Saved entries

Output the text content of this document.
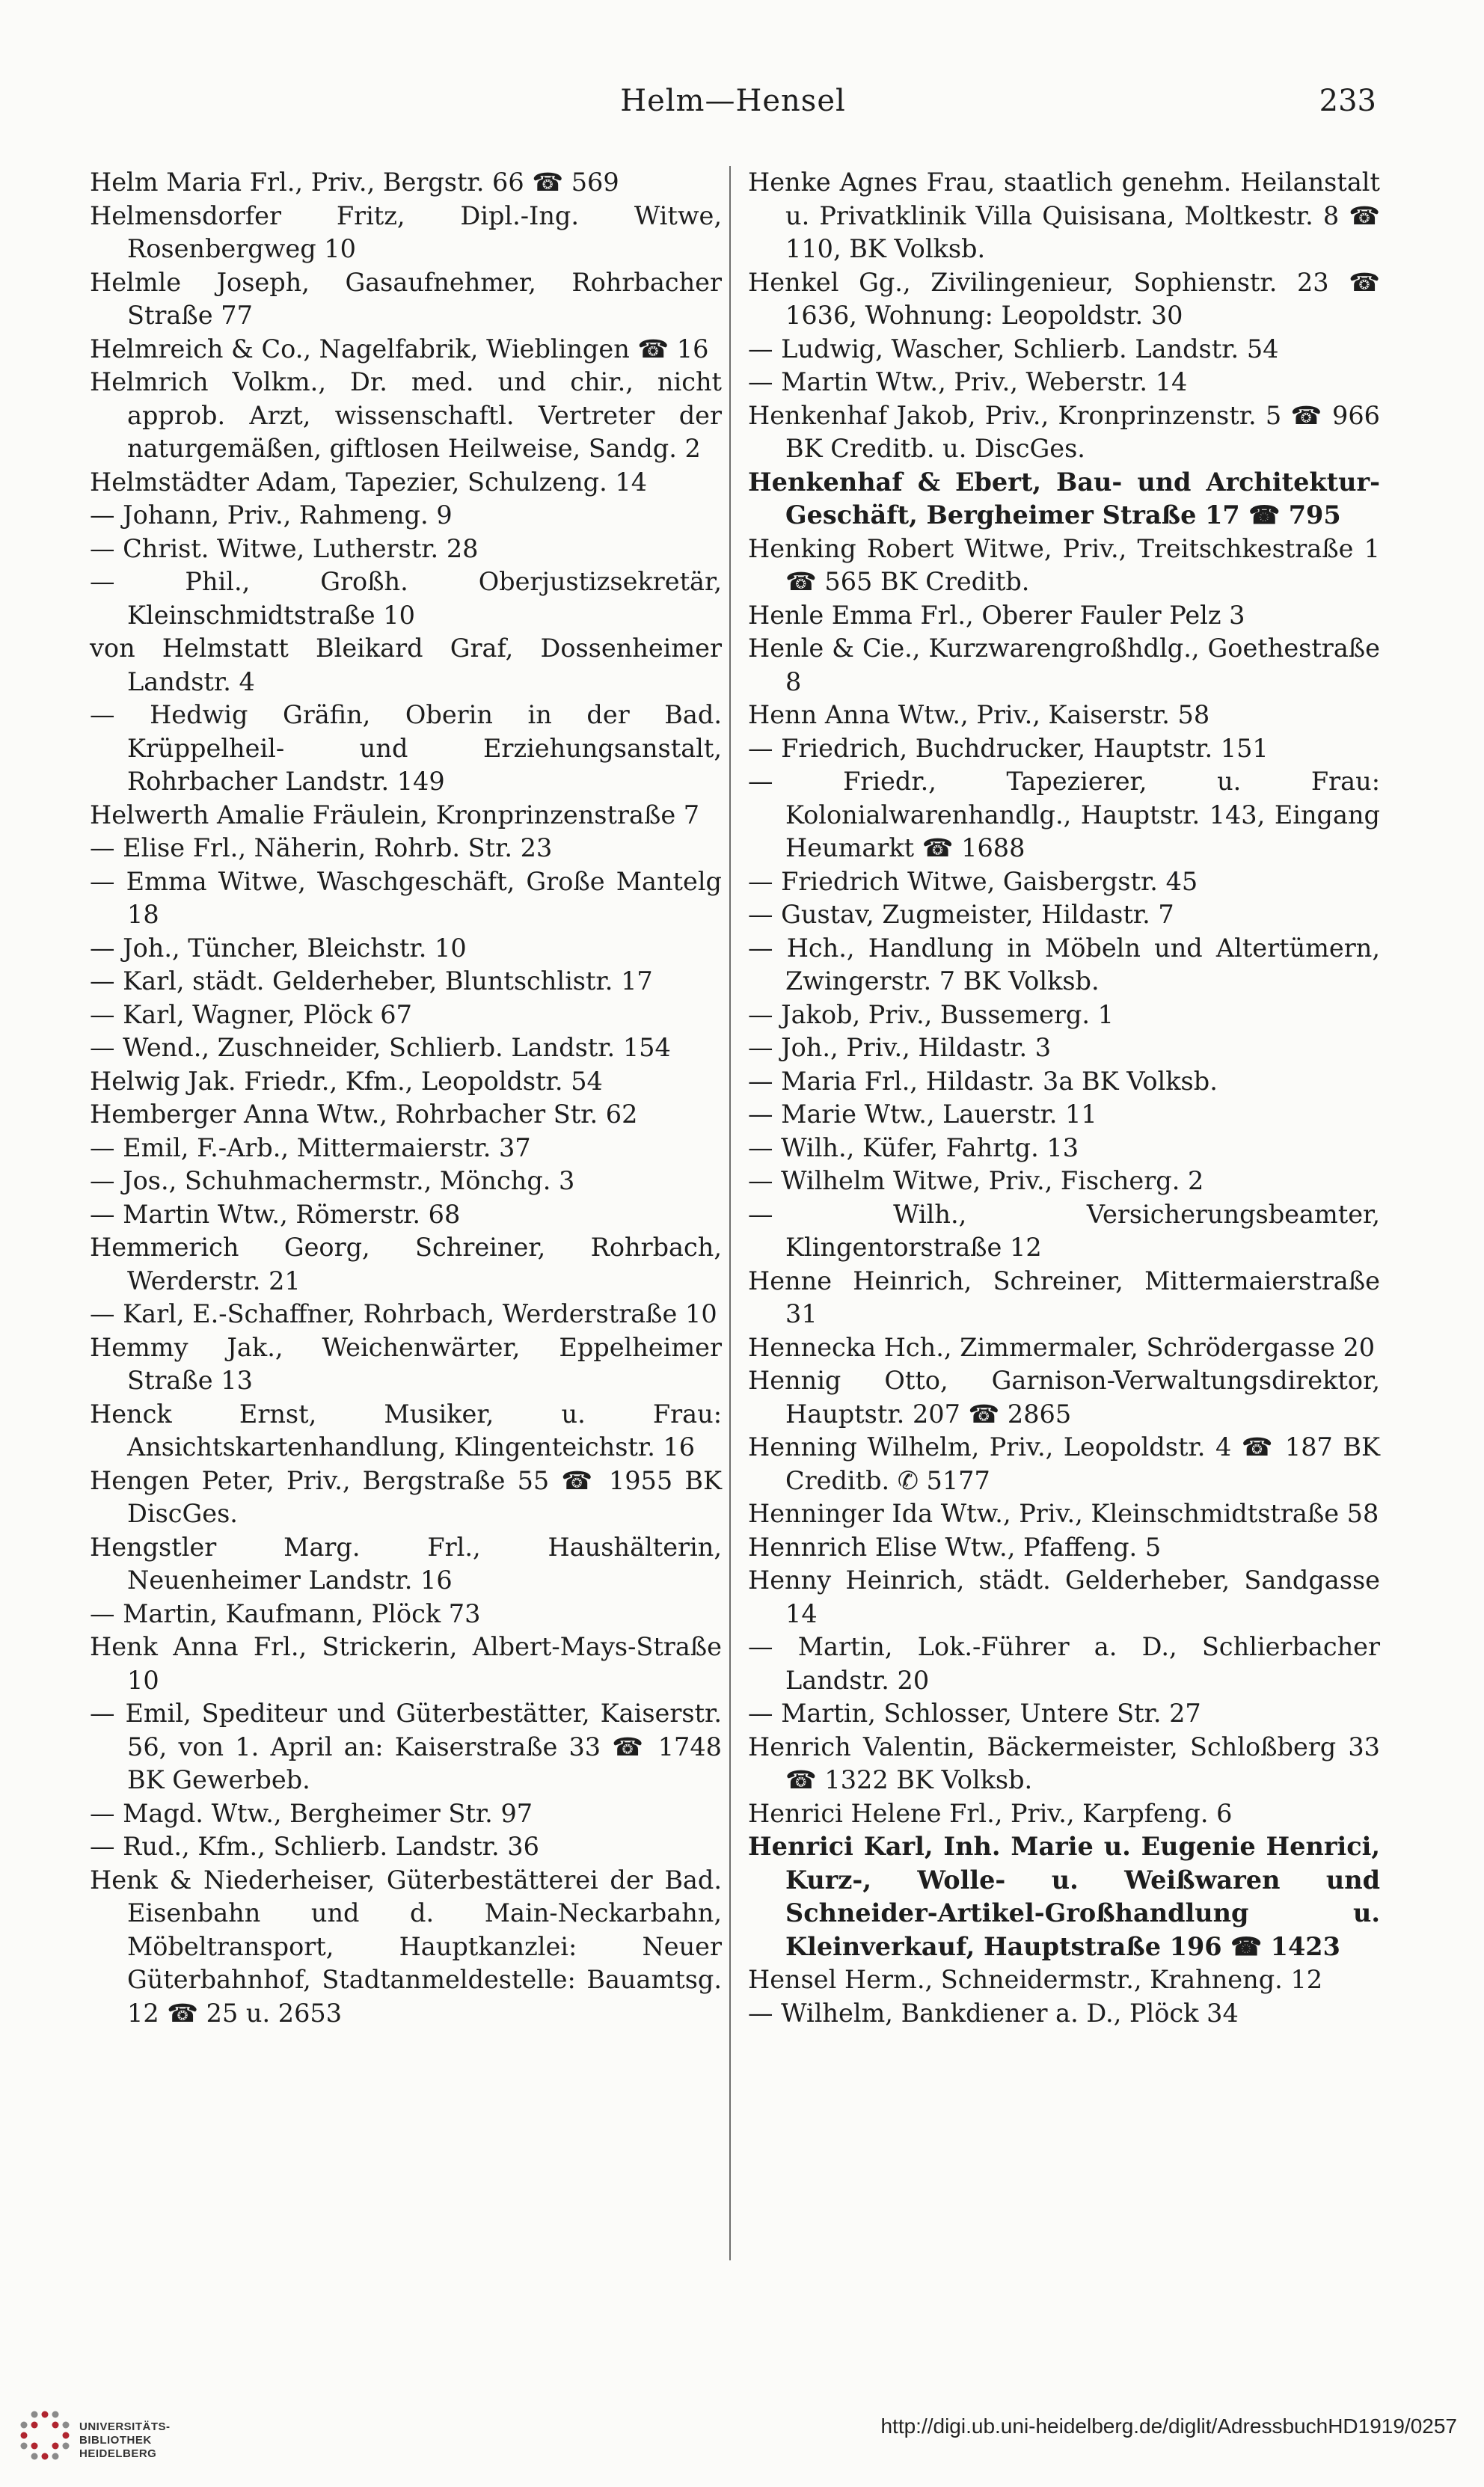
Helm—Hensel	233

Helm Maria Frl., Priv., Bergstr. 66 ☎ 569

Helmensdorfer Fritz, Dipl.-Ing. Witwe, Rosenbergweg 10

Helmle Joseph, Gasaufnehmer, Rohrbacher Straße 77

Helmreich & Co., Nagelfabrik, Wieblingen ☎ 16

Helmrich Volkm., Dr. med. und chir., nicht approb. Arzt, wissenschaftl. Vertreter der naturgemäßen, giftlosen Heilweise, Sandg. 2

Helmstädter Adam, Tapezier, Schulzeng. 14

— Johann, Priv., Rahmeng. 9

— Christ. Witwe, Lutherstr. 28

— Phil., Großh. Oberjustizsekretär, Kleinschmidtstraße 10

von Helmstatt Bleikard Graf, Dossenheimer Landstr. 4

— Hedwig Gräfin, Oberin in der Bad. Krüppelheil- und Erziehungsanstalt, Rohrbacher Landstr. 149

Helwerth Amalie Fräulein, Kronprinzenstraße 7

— Elise Frl., Näherin, Rohrb. Str. 23

— Emma Witwe, Waschgeschäft, Große Mantelg 18

— Joh., Tüncher, Bleichstr. 10

— Karl, städt. Gelderheber, Bluntschlistr. 17

— Karl, Wagner, Plöck 67

— Wend., Zuschneider, Schlierb. Landstr. 154

Helwig Jak. Friedr., Kfm., Leopoldstr. 54

Hemberger Anna Wtw., Rohrbacher Str. 62

— Emil, F.-Arb., Mittermaierstr. 37

— Jos., Schuhmachermstr., Mönchg. 3

— Martin Wtw., Römerstr. 68

Hemmerich Georg, Schreiner, Rohrbach, Werderstr. 21

— Karl, E.-Schaffner, Rohrbach, Werderstraße 10

Hemmy Jak., Weichenwärter, Eppelheimer Straße 13

Henck Ernst, Musiker, u. Frau: Ansichtskartenhandlung, Klingenteichstr. 16

Hengen Peter, Priv., Bergstraße 55 ☎ 1955 BK DiscGes.

Hengstler Marg. Frl., Haushälterin, Neuenheimer Landstr. 16

— Martin, Kaufmann, Plöck 73

Henk Anna Frl., Strickerin, Albert-Mays-Straße 10

— Emil, Spediteur und Güterbestätter, Kaiserstr. 56, von 1. April an: Kaiserstraße 33 ☎ 1748 BK Gewerbeb.

— Magd. Wtw., Bergheimer Str. 97

— Rud., Kfm., Schlierb. Landstr. 36

Henk & Niederheiser, Güterbestätterei der Bad. Eisenbahn und d. Main-Neckarbahn, Möbeltransport, Hauptkanzlei: Neuer Güterbahnhof, Stadtanmeldestelle: Bauamtsg. 12 ☎ 25 u. 2653

Henke Agnes Frau, staatlich genehm. Heilanstalt u. Privatklinik Villa Quisisana, Moltkestr. 8 ☎ 110, BK Volksb.

Henkel Gg., Zivilingenieur, Sophienstr. 23 ☎ 1636, Wohnung: Leopoldstr. 30

— Ludwig, Wascher, Schlierb. Landstr. 54

— Martin Wtw., Priv., Weberstr. 14

Henkenhaf Jakob, Priv., Kronprinzenstr. 5 ☎ 966 BK Creditb. u. DiscGes.

Henkenhaf & Ebert, Bau- und Architektur-Geschäft, Bergheimer Straße 17 ☎ 795

Henking Robert Witwe, Priv., Treitschkestraße 1 ☎ 565 BK Creditb.

Henle Emma Frl., Oberer Fauler Pelz 3

Henle & Cie., Kurzwarengroßhdlg., Goethestraße 8

Henn Anna Wtw., Priv., Kaiserstr. 58

— Friedrich, Buchdrucker, Hauptstr. 151

— Friedr., Tapezierer, u. Frau: Kolonialwarenhandlg., Hauptstr. 143, Eingang Heumarkt ☎ 1688

— Friedrich Witwe, Gaisbergstr. 45

— Gustav, Zugmeister, Hildastr. 7

— Hch., Handlung in Möbeln und Altertümern, Zwingerstr. 7 BK Volksb.

— Jakob, Priv., Bussemerg. 1

— Joh., Priv., Hildastr. 3

— Maria Frl., Hildastr. 3a BK Volksb.

— Marie Wtw., Lauerstr. 11

— Wilh., Küfer, Fahrtg. 13

— Wilhelm Witwe, Priv., Fischerg. 2

— Wilh., Versicherungsbeamter, Klingentorstraße 12

Henne Heinrich, Schreiner, Mittermaierstraße 31

Hennecka Hch., Zimmermaler, Schrödergasse 20

Hennig Otto, Garnison-Verwaltungsdirektor, Hauptstr. 207 ☎ 2865

Henning Wilhelm, Priv., Leopoldstr. 4 ☎ 187 BK Creditb. ✆ 5177

Henninger Ida Wtw., Priv., Kleinschmidtstraße 58

Hennrich Elise Wtw., Pfaffeng. 5

Henny Heinrich, städt. Gelderheber, Sandgasse 14

— Martin, Lok.-Führer a. D., Schlierbacher Landstr. 20

— Martin, Schlosser, Untere Str. 27

Henrich Valentin, Bäckermeister, Schloßberg 33 ☎ 1322 BK Volksb.

Henrici Helene Frl., Priv., Karpfeng. 6

Henrici Karl, Inh. Marie u. Eugenie Henrici, Kurz-, Wolle- u. Weißwaren und Schneider-Artikel-Großhandlung u. Kleinverkauf, Hauptstraße 196 ☎ 1423

Hensel Herm., Schneidermstr., Krahneng. 12

— Wilhelm, Bankdiener a. D., Plöck 34

UNIVERSITÄTS-
BIBLIOTHEK
HEIDELBERG
http://digi.ub.uni-heidelberg.de/diglit/AdressbuchHD1919/0257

● **EXERCISE**
Which lines include "Gelderheber"? Copy each of them out.

● **RESPONSE TO THE EXERCISE**
— Karl, städt. Gelderheber, Bluntschlistr. 17
Henny Heinrich, städt. Gelderheber, Sandgasse 14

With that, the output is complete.